■ Rows
----------
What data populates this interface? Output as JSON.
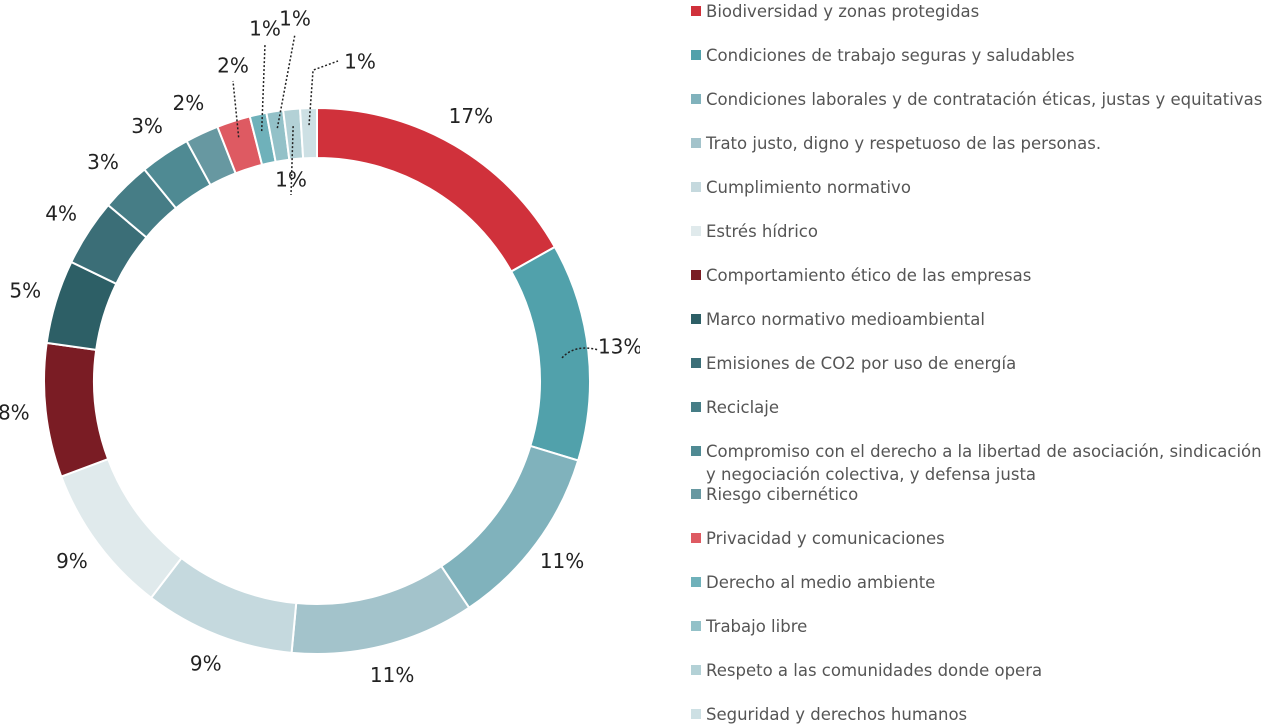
{
  "chart_data": {
    "type": "donut",
    "categories": [
      "Biodiversidad y zonas protegidas",
      "Condiciones de trabajo seguras y saludables",
      "Condiciones laborales y de contratación éticas, justas y equitativas",
      "Trato justo, digno y respetuoso de las personas.",
      "Cumplimiento normativo",
      "Estrés hídrico",
      "Comportamiento ético de las empresas",
      "Marco normativo medioambiental",
      "Emisiones de CO2 por uso de energía",
      "Reciclaje",
      "Compromiso con el derecho a la libertad de asociación, sindicación y negociación colectiva, y defensa justa",
      "Riesgo cibernético",
      "Privacidad y comunicaciones",
      "Derecho al medio ambiente",
      "Trabajo libre",
      "Respeto a las comunidades donde opera",
      "Seguridad y derechos humanos"
    ],
    "values": [
      17,
      13,
      11,
      11,
      9,
      9,
      8,
      5,
      4,
      3,
      3,
      2,
      2,
      1,
      1,
      1,
      1
    ],
    "value_labels": [
      "17%",
      "13%",
      "11%",
      "11%",
      "9%",
      "9%",
      "8%",
      "5%",
      "4%",
      "3%",
      "3%",
      "2%",
      "2%",
      "1%",
      "1%",
      "1%",
      "1%"
    ],
    "colors": [
      "#d0313b",
      "#51a1ab",
      "#80b2bc",
      "#a3c3cb",
      "#c5d9de",
      "#e0eaec",
      "#7a1c24",
      "#2d5f66",
      "#3b6e77",
      "#467d86",
      "#4f8a93",
      "#6798a1",
      "#de5a62",
      "#6fb1ba",
      "#93c1c8",
      "#b3d1d6",
      "#cde0e4"
    ],
    "legend": "right"
  }
}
----------
■ Exercise task
From the data, collect all lines where the string "Condiciones" appears.

■ Response to the exercise
      "Condiciones de trabajo seguras y saludables",
      "Condiciones laborales y de contratación éticas, justas y equitativas",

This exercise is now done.